:: INFORMATION SUPPLIED
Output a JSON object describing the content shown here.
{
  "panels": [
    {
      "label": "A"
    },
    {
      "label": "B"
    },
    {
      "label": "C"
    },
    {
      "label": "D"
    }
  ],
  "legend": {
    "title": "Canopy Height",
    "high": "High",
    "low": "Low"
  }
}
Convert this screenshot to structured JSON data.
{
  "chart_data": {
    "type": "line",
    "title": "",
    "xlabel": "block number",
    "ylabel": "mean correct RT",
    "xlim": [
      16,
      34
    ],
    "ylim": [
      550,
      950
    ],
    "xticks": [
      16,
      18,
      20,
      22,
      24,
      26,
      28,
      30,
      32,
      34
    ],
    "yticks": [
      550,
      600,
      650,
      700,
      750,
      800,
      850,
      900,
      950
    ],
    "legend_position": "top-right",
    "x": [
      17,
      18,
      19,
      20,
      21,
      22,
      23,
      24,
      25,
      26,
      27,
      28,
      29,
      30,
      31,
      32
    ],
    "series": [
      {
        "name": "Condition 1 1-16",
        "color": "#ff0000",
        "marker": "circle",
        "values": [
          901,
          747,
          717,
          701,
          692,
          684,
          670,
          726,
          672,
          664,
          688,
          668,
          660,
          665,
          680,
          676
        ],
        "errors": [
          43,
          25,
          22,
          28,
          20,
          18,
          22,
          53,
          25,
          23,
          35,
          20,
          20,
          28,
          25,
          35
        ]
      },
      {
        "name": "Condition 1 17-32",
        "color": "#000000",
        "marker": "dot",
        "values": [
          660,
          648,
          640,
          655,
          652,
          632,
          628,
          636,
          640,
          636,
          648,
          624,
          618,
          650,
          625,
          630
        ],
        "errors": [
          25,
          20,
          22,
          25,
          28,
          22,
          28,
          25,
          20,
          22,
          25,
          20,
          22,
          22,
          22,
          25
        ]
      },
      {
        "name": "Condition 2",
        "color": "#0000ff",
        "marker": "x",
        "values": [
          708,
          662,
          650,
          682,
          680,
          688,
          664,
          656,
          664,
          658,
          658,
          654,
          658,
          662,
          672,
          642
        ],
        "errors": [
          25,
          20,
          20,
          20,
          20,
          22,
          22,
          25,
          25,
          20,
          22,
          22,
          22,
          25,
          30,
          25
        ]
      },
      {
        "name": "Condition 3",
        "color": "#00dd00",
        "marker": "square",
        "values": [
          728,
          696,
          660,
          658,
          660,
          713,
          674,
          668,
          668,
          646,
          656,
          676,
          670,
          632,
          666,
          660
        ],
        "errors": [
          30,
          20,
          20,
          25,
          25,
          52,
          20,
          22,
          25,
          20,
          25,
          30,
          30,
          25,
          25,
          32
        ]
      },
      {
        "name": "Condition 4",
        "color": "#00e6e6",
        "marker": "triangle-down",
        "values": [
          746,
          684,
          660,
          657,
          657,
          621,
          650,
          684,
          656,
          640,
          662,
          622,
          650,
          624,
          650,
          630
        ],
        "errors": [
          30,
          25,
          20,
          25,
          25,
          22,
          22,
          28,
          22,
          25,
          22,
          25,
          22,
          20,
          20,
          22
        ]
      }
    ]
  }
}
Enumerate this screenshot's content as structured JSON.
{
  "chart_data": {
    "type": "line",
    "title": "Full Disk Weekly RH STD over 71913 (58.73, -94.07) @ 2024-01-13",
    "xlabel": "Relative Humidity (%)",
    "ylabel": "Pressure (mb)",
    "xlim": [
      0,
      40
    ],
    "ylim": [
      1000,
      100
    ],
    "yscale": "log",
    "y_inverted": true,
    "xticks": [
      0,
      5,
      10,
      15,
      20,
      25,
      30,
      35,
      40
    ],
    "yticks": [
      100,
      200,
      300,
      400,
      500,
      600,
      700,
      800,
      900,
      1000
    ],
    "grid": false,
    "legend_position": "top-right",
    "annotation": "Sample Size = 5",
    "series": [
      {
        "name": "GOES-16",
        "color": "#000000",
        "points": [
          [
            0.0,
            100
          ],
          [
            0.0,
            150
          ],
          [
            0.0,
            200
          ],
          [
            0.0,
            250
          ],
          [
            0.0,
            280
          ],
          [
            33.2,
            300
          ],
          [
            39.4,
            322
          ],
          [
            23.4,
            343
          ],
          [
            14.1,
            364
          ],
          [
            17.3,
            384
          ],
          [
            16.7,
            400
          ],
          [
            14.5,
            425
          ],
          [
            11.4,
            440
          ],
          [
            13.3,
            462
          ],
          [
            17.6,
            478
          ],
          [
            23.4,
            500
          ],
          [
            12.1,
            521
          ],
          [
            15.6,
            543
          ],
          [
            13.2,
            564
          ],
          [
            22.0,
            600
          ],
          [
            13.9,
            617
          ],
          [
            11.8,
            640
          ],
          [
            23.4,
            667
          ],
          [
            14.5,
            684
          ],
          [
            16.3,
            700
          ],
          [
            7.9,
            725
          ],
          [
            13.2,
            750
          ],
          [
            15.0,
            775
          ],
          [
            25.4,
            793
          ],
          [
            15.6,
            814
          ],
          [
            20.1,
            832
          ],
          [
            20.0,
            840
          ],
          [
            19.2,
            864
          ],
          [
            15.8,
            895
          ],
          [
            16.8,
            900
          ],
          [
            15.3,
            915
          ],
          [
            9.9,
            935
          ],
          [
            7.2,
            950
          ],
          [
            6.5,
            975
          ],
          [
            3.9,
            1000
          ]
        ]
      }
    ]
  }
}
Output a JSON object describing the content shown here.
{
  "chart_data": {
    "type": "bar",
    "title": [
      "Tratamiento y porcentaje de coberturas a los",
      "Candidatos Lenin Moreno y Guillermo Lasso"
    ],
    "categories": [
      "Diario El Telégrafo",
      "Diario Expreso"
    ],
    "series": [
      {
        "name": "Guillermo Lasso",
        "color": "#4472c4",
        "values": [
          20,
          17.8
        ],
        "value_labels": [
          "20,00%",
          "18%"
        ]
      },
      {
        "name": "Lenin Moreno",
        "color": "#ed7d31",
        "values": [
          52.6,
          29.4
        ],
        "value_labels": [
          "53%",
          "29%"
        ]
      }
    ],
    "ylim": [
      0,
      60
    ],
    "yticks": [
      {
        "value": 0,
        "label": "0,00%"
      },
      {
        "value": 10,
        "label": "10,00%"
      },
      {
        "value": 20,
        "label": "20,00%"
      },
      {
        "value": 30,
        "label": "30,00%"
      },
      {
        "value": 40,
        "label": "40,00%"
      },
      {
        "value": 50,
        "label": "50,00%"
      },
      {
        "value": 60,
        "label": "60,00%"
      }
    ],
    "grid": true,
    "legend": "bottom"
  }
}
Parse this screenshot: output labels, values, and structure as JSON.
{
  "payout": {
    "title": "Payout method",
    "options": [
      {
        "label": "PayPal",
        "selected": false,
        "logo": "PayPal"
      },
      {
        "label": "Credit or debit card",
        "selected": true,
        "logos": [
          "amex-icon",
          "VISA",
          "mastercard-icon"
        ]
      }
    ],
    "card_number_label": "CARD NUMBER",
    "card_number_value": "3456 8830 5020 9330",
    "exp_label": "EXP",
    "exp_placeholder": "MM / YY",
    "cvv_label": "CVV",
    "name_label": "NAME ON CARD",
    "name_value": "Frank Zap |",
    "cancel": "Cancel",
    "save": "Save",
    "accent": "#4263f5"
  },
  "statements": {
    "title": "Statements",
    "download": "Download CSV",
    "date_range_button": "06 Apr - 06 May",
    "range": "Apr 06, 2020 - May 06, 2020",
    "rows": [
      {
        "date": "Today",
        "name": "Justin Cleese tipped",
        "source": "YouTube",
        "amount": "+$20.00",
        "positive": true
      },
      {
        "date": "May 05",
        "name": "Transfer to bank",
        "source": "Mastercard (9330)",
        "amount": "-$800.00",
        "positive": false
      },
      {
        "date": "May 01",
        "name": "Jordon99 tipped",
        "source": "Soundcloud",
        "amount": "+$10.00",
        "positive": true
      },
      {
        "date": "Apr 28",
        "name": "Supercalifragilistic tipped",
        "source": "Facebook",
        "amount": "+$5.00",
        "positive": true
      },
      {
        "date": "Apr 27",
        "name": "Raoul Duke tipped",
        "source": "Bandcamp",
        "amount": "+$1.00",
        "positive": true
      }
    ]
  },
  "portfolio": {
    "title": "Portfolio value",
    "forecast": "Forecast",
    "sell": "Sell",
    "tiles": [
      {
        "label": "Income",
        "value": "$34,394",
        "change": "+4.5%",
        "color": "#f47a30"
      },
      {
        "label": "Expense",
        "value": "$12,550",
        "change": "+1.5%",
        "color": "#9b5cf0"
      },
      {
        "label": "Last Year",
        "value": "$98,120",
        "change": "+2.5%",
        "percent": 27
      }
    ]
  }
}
::::
## WHAT IS EXPECTED
From the data above, gather every line that includes the word "Lenin".

## TASK RESPONSE
      "Candidatos Lenin Moreno y Guillermo Lasso"
        "name": "Lenin Moreno",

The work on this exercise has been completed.